* **Stated exercise**:
The records that follow must be reproduced in full, exactly as written.

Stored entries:
%%
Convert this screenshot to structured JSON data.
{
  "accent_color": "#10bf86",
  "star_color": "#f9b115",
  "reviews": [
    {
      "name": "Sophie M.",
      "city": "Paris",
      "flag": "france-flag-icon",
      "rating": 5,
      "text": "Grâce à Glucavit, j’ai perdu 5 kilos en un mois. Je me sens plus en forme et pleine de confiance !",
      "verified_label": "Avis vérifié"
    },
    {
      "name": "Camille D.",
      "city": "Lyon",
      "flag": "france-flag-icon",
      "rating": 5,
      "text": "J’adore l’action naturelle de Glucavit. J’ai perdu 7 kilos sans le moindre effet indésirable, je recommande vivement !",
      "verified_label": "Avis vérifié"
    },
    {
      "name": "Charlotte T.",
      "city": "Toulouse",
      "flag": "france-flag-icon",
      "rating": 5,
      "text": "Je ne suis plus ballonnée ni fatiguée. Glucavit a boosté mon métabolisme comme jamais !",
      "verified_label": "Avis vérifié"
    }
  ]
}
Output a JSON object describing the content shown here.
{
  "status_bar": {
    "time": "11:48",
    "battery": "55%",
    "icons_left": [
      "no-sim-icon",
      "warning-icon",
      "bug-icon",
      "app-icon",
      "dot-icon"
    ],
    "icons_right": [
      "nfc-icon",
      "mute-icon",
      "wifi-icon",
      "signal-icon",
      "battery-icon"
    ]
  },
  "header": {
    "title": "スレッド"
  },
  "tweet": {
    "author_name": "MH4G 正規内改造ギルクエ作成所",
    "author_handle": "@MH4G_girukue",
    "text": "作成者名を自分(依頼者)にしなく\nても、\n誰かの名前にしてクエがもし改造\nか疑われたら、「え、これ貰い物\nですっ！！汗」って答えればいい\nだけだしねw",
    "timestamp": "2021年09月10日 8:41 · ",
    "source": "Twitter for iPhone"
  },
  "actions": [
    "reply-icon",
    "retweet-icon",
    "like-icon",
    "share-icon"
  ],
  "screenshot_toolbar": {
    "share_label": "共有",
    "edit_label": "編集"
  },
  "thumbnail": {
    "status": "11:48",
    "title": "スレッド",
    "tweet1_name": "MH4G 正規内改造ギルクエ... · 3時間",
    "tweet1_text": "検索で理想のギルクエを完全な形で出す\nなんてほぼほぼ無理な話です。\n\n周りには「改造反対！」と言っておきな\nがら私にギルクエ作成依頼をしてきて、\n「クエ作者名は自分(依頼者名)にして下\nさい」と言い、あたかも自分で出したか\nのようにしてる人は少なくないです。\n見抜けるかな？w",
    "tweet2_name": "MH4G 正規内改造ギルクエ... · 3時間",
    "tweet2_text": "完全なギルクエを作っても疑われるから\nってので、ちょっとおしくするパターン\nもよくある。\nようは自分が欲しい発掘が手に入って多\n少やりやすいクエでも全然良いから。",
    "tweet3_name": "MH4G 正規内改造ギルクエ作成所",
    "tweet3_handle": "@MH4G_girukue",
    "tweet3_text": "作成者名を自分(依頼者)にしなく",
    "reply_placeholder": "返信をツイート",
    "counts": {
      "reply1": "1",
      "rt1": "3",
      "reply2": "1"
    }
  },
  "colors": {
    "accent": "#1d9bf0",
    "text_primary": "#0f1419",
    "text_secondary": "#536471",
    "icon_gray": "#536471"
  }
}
%%
* **Answer to this problem**:
Convert this screenshot to structured JSON data.
{
  "accent_color": "#10bf86",
  "star_color": "#f9b115",
  "reviews": [
    {
      "name": "Sophie M.",
      "city": "Paris",
      "flag": "france-flag-icon",
      "rating": 5,
      "text": "Grâce à Glucavit, j’ai perdu 5 kilos en un mois. Je me sens plus en forme et pleine de confiance !",
      "verified_label": "Avis vérifié"
    },
    {
      "name": "Camille D.",
      "city": "Lyon",
      "flag": "france-flag-icon",
      "rating": 5,
      "text": "J’adore l’action naturelle de Glucavit. J’ai perdu 7 kilos sans le moindre effet indésirable, je recommande vivement !",
      "verified_label": "Avis vérifié"
    },
    {
      "name": "Charlotte T.",
      "city": "Toulouse",
      "flag": "france-flag-icon",
      "rating": 5,
      "text": "Je ne suis plus ballonnée ni fatiguée. Glucavit a boosté mon métabolisme comme jamais !",
      "verified_label": "Avis vérifié"
    }
  ]
}
Output a JSON object describing the content shown here.
{
  "status_bar": {
    "time": "11:48",
    "battery": "55%",
    "icons_left": [
      "no-sim-icon",
      "warning-icon",
      "bug-icon",
      "app-icon",
      "dot-icon"
    ],
    "icons_right": [
      "nfc-icon",
      "mute-icon",
      "wifi-icon",
      "signal-icon",
      "battery-icon"
    ]
  },
  "header": {
    "title": "スレッド"
  },
  "tweet": {
    "author_name": "MH4G 正規内改造ギルクエ作成所",
    "author_handle": "@MH4G_girukue",
    "text": "作成者名を自分(依頼者)にしなく\nても、\n誰かの名前にしてクエがもし改造\nか疑われたら、「え、これ貰い物\nですっ！！汗」って答えればいい\nだけだしねw",
    "timestamp": "2021年09月10日 8:41 · ",
    "source": "Twitter for iPhone"
  },
  "actions": [
    "reply-icon",
    "retweet-icon",
    "like-icon",
    "share-icon"
  ],
  "screenshot_toolbar": {
    "share_label": "共有",
    "edit_label": "編集"
  },
  "thumbnail": {
    "status": "11:48",
    "title": "スレッド",
    "tweet1_name": "MH4G 正規内改造ギルクエ... · 3時間",
    "tweet1_text": "検索で理想のギルクエを完全な形で出す\nなんてほぼほぼ無理な話です。\n\n周りには「改造反対！」と言っておきな\nがら私にギルクエ作成依頼をしてきて、\n「クエ作者名は自分(依頼者名)にして下\nさい」と言い、あたかも自分で出したか\nのようにしてる人は少なくないです。\n見抜けるかな？w",
    "tweet2_name": "MH4G 正規内改造ギルクエ... · 3時間",
    "tweet2_text": "完全なギルクエを作っても疑われるから\nってので、ちょっとおしくするパターン\nもよくある。\nようは自分が欲しい発掘が手に入って多\n少やりやすいクエでも全然良いから。",
    "tweet3_name": "MH4G 正規内改造ギルクエ作成所",
    "tweet3_handle": "@MH4G_girukue",
    "tweet3_text": "作成者名を自分(依頼者)にしなく",
    "reply_placeholder": "返信をツイート",
    "counts": {
      "reply1": "1",
      "rt1": "3",
      "reply2": "1"
    }
  },
  "colors": {
    "accent": "#1d9bf0",
    "text_primary": "#0f1419",
    "text_secondary": "#536471",
    "icon_gray": "#536471"
  }
}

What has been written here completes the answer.